EXERCISE - Search the listing below for the string "name" and copy every line where it occurs.

──────── PROVIDED ENTRIES ────────

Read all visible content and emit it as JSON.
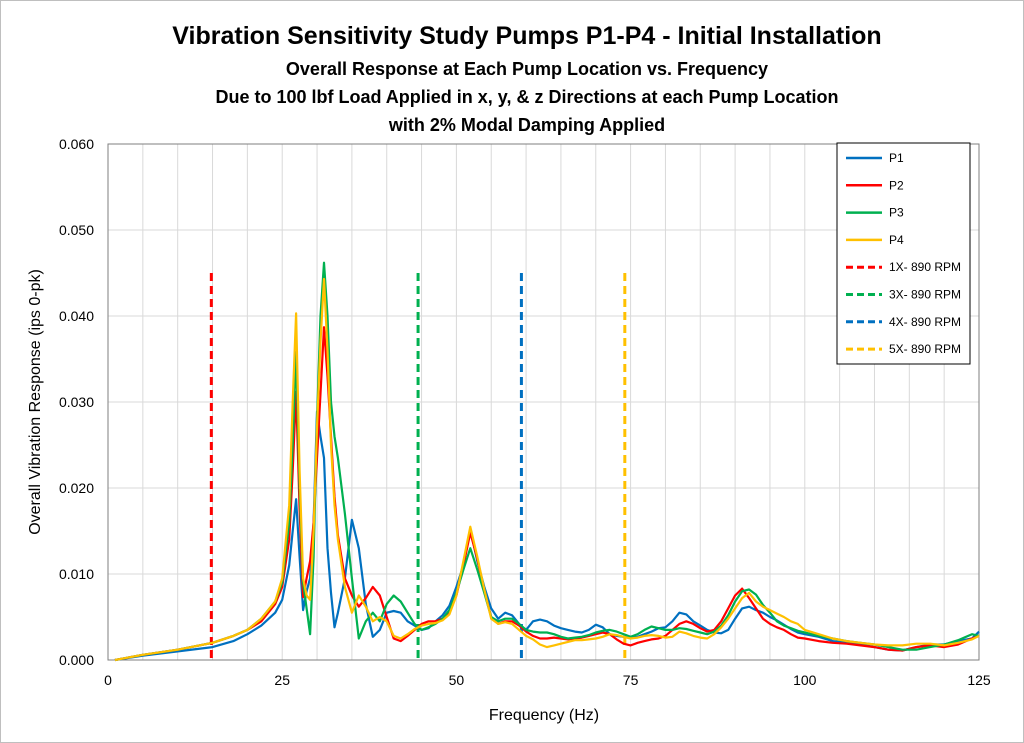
{
  "chart_data": {
    "type": "line",
    "title": "Vibration Sensitivity Study Pumps P1-P4 - Initial Installation",
    "subtitle_lines": [
      "Overall Response at Each Pump Location vs. Frequency",
      "Due to 100 lbf Load Applied in x, y, & z Directions at each Pump Location",
      "with 2% Modal Damping Applied"
    ],
    "xlabel": "Frequency  (Hz)",
    "ylabel": "Overall Vibration Response  (ips 0-pk)",
    "xlim": [
      0,
      125
    ],
    "ylim": [
      0,
      0.06
    ],
    "x_ticks": [
      "0",
      "25",
      "50",
      "75",
      "100",
      "125"
    ],
    "x_tick_values": [
      0,
      25,
      50,
      75,
      100,
      125
    ],
    "y_ticks": [
      "0.000",
      "0.010",
      "0.020",
      "0.030",
      "0.040",
      "0.050",
      "0.060"
    ],
    "y_tick_values": [
      0,
      0.01,
      0.02,
      0.03,
      0.04,
      0.05,
      0.06
    ],
    "grid": {
      "x_step": 5,
      "y_step": 0.01
    },
    "legend_position": "top-right",
    "series": [
      {
        "name": "P1",
        "color": "#0070C0",
        "x": [
          1,
          5,
          10,
          15,
          18,
          20,
          22,
          24,
          25,
          26,
          26.5,
          27,
          27.5,
          28,
          28.5,
          29,
          29.5,
          30,
          30.5,
          31,
          31.5,
          32,
          32.5,
          33,
          34,
          35,
          36,
          37,
          38,
          39,
          40,
          41,
          42,
          43,
          44,
          45,
          46,
          47,
          48,
          49,
          50,
          51,
          52,
          53,
          54,
          55,
          56,
          57,
          58,
          59,
          60,
          61,
          62,
          63,
          64,
          65,
          66,
          67,
          68,
          69,
          70,
          71,
          72,
          73,
          74,
          75,
          76,
          77,
          78,
          79,
          80,
          81,
          82,
          83,
          84,
          85,
          86,
          87,
          88,
          89,
          90,
          91,
          92,
          93,
          94,
          95,
          96,
          97,
          98,
          99,
          100,
          102,
          104,
          106,
          108,
          110,
          112,
          114,
          116,
          118,
          120,
          122,
          124,
          125
        ],
        "y": [
          0,
          0.0005,
          0.001,
          0.0015,
          0.0022,
          0.003,
          0.004,
          0.0055,
          0.007,
          0.011,
          0.015,
          0.0187,
          0.012,
          0.0058,
          0.008,
          0.0095,
          0.016,
          0.0289,
          0.026,
          0.0235,
          0.013,
          0.0078,
          0.0038,
          0.0055,
          0.0095,
          0.0163,
          0.013,
          0.0065,
          0.0027,
          0.0035,
          0.0055,
          0.0057,
          0.0055,
          0.0045,
          0.004,
          0.0035,
          0.0037,
          0.0045,
          0.0052,
          0.0063,
          0.0085,
          0.011,
          0.0152,
          0.0115,
          0.0085,
          0.006,
          0.0048,
          0.0055,
          0.0052,
          0.0042,
          0.0035,
          0.0045,
          0.0047,
          0.0045,
          0.004,
          0.0037,
          0.0035,
          0.0033,
          0.0032,
          0.0035,
          0.0041,
          0.0038,
          0.003,
          0.0028,
          0.0027,
          0.0026,
          0.0027,
          0.003,
          0.0033,
          0.0037,
          0.0038,
          0.0045,
          0.0055,
          0.0053,
          0.0045,
          0.004,
          0.0035,
          0.0032,
          0.0031,
          0.0035,
          0.0048,
          0.006,
          0.0062,
          0.0058,
          0.0055,
          0.005,
          0.0046,
          0.0041,
          0.0036,
          0.0032,
          0.003,
          0.0027,
          0.0022,
          0.002,
          0.0018,
          0.0015,
          0.0012,
          0.0011,
          0.0015,
          0.0018,
          0.0018,
          0.0022,
          0.0025,
          0.0033
        ]
      },
      {
        "name": "P2",
        "color": "#FF0000",
        "x": [
          1,
          5,
          10,
          15,
          18,
          20,
          22,
          24,
          25,
          26,
          26.5,
          27,
          27.5,
          28,
          28.5,
          29,
          29.5,
          30,
          30.5,
          31,
          31.5,
          32,
          32.5,
          33,
          34,
          35,
          36,
          37,
          38,
          39,
          40,
          41,
          42,
          43,
          44,
          45,
          46,
          47,
          48,
          49,
          50,
          51,
          52,
          53,
          54,
          55,
          56,
          57,
          58,
          59,
          60,
          61,
          62,
          63,
          64,
          65,
          66,
          67,
          68,
          69,
          70,
          71,
          72,
          73,
          74,
          75,
          76,
          77,
          78,
          79,
          80,
          81,
          82,
          83,
          84,
          85,
          86,
          87,
          88,
          89,
          90,
          91,
          92,
          93,
          94,
          95,
          96,
          97,
          98,
          99,
          100,
          102,
          104,
          106,
          108,
          110,
          112,
          114,
          116,
          118,
          120,
          122,
          124,
          125
        ],
        "y": [
          0,
          0.0006,
          0.0012,
          0.002,
          0.0028,
          0.0035,
          0.0045,
          0.0065,
          0.0085,
          0.014,
          0.022,
          0.0312,
          0.0175,
          0.0073,
          0.0095,
          0.0115,
          0.016,
          0.0235,
          0.031,
          0.0387,
          0.033,
          0.026,
          0.019,
          0.0145,
          0.0095,
          0.0075,
          0.0062,
          0.0072,
          0.0085,
          0.0075,
          0.005,
          0.0025,
          0.0022,
          0.0028,
          0.0035,
          0.0042,
          0.0045,
          0.0045,
          0.0048,
          0.0055,
          0.0075,
          0.011,
          0.0148,
          0.0118,
          0.008,
          0.005,
          0.0042,
          0.0045,
          0.0045,
          0.004,
          0.0033,
          0.0028,
          0.0025,
          0.0025,
          0.0026,
          0.0025,
          0.0024,
          0.0025,
          0.0026,
          0.0028,
          0.003,
          0.0032,
          0.003,
          0.0024,
          0.0019,
          0.0017,
          0.002,
          0.0022,
          0.0024,
          0.0025,
          0.0028,
          0.0035,
          0.0042,
          0.0045,
          0.0042,
          0.0037,
          0.0033,
          0.0035,
          0.0045,
          0.006,
          0.0075,
          0.0083,
          0.0072,
          0.006,
          0.0048,
          0.0042,
          0.0038,
          0.0035,
          0.003,
          0.0026,
          0.0025,
          0.0022,
          0.002,
          0.0019,
          0.0017,
          0.0015,
          0.0012,
          0.0011,
          0.0015,
          0.0017,
          0.0015,
          0.0018,
          0.0025,
          0.0028
        ]
      },
      {
        "name": "P3",
        "color": "#00B050",
        "x": [
          1,
          5,
          10,
          15,
          18,
          20,
          22,
          24,
          25,
          26,
          26.5,
          27,
          27.5,
          28,
          28.5,
          29,
          29.5,
          30,
          30.5,
          31,
          31.5,
          32,
          32.5,
          33,
          34,
          35,
          36,
          37,
          38,
          39,
          40,
          41,
          42,
          43,
          44,
          45,
          46,
          47,
          48,
          49,
          50,
          51,
          52,
          53,
          54,
          55,
          56,
          57,
          58,
          59,
          60,
          61,
          62,
          63,
          64,
          65,
          66,
          67,
          68,
          69,
          70,
          71,
          72,
          73,
          74,
          75,
          76,
          77,
          78,
          79,
          80,
          81,
          82,
          83,
          84,
          85,
          86,
          87,
          88,
          89,
          90,
          91,
          92,
          93,
          94,
          95,
          96,
          97,
          98,
          99,
          100,
          102,
          104,
          106,
          108,
          110,
          112,
          114,
          116,
          118,
          120,
          122,
          124,
          125
        ],
        "y": [
          0,
          0.0006,
          0.0012,
          0.002,
          0.0028,
          0.0035,
          0.0048,
          0.0068,
          0.009,
          0.016,
          0.025,
          0.0358,
          0.02,
          0.009,
          0.006,
          0.003,
          0.012,
          0.028,
          0.04,
          0.0462,
          0.04,
          0.03,
          0.026,
          0.0235,
          0.017,
          0.0095,
          0.0025,
          0.0045,
          0.0055,
          0.0045,
          0.0065,
          0.0075,
          0.0068,
          0.0055,
          0.0042,
          0.0035,
          0.0038,
          0.0042,
          0.0048,
          0.0058,
          0.0078,
          0.0105,
          0.013,
          0.0105,
          0.0078,
          0.005,
          0.0045,
          0.0048,
          0.0048,
          0.0042,
          0.0035,
          0.0033,
          0.0032,
          0.0032,
          0.003,
          0.0027,
          0.0025,
          0.0026,
          0.0027,
          0.0029,
          0.0032,
          0.0034,
          0.0035,
          0.0033,
          0.003,
          0.0027,
          0.003,
          0.0035,
          0.0039,
          0.0037,
          0.0035,
          0.0035,
          0.0037,
          0.0036,
          0.0034,
          0.0032,
          0.003,
          0.0033,
          0.004,
          0.0052,
          0.0068,
          0.008,
          0.0082,
          0.0076,
          0.0064,
          0.0055,
          0.0045,
          0.004,
          0.0037,
          0.0034,
          0.0032,
          0.0028,
          0.0025,
          0.0022,
          0.002,
          0.0018,
          0.0015,
          0.0012,
          0.0012,
          0.0015,
          0.0018,
          0.0023,
          0.003,
          0.0028
        ]
      },
      {
        "name": "P4",
        "color": "#FFC000",
        "x": [
          1,
          5,
          10,
          15,
          18,
          20,
          22,
          24,
          25,
          26,
          26.5,
          27,
          27.5,
          28,
          28.5,
          29,
          29.5,
          30,
          30.5,
          31,
          31.5,
          32,
          32.5,
          33,
          34,
          35,
          36,
          37,
          38,
          39,
          40,
          41,
          42,
          43,
          44,
          45,
          46,
          47,
          48,
          49,
          50,
          51,
          52,
          53,
          54,
          55,
          56,
          57,
          58,
          59,
          60,
          61,
          62,
          63,
          64,
          65,
          66,
          67,
          68,
          69,
          70,
          71,
          72,
          73,
          74,
          75,
          76,
          77,
          78,
          79,
          80,
          81,
          82,
          83,
          84,
          85,
          86,
          87,
          88,
          89,
          90,
          91,
          92,
          93,
          94,
          95,
          96,
          97,
          98,
          99,
          100,
          102,
          104,
          106,
          108,
          110,
          112,
          114,
          116,
          118,
          120,
          122,
          124,
          125
        ],
        "y": [
          0,
          0.0006,
          0.0012,
          0.002,
          0.0028,
          0.0035,
          0.0048,
          0.0068,
          0.0095,
          0.018,
          0.03,
          0.0403,
          0.022,
          0.0095,
          0.0075,
          0.007,
          0.015,
          0.027,
          0.037,
          0.0443,
          0.036,
          0.025,
          0.018,
          0.014,
          0.0085,
          0.0055,
          0.0075,
          0.0062,
          0.0045,
          0.005,
          0.0045,
          0.0028,
          0.0025,
          0.003,
          0.0036,
          0.004,
          0.0042,
          0.0043,
          0.0046,
          0.0053,
          0.0075,
          0.0115,
          0.0155,
          0.012,
          0.0082,
          0.0048,
          0.0042,
          0.0044,
          0.0042,
          0.0035,
          0.0028,
          0.0024,
          0.0018,
          0.0015,
          0.0017,
          0.0019,
          0.0021,
          0.0023,
          0.0023,
          0.0024,
          0.0025,
          0.0027,
          0.003,
          0.0029,
          0.0027,
          0.0025,
          0.0026,
          0.0028,
          0.0029,
          0.0028,
          0.0026,
          0.0027,
          0.0033,
          0.0031,
          0.0028,
          0.0026,
          0.0025,
          0.003,
          0.0038,
          0.0048,
          0.006,
          0.0072,
          0.0078,
          0.0068,
          0.0062,
          0.0058,
          0.0054,
          0.005,
          0.0045,
          0.0042,
          0.0035,
          0.003,
          0.0025,
          0.0022,
          0.002,
          0.0018,
          0.0017,
          0.0017,
          0.0019,
          0.0019,
          0.0017,
          0.002,
          0.0024,
          0.0028
        ]
      }
    ],
    "reference_lines": [
      {
        "name": "1X- 890 RPM",
        "color": "#FF0000",
        "x": 14.83,
        "y_top": 0.045
      },
      {
        "name": "3X- 890 RPM",
        "color": "#00B050",
        "x": 44.5,
        "y_top": 0.045
      },
      {
        "name": "4X- 890 RPM",
        "color": "#0070C0",
        "x": 59.33,
        "y_top": 0.045
      },
      {
        "name": "5X- 890 RPM",
        "color": "#FFC000",
        "x": 74.17,
        "y_top": 0.045
      }
    ]
  }
}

────────

SOLUTION FOR THIS TASK -
        "name": "P1",
        "name": "P2",
        "name": "P3",
        "name": "P4",
        "name": "1X- 890 RPM",
        "name": "3X- 890 RPM",
        "name": "4X- 890 RPM",
        "name": "5X- 890 RPM",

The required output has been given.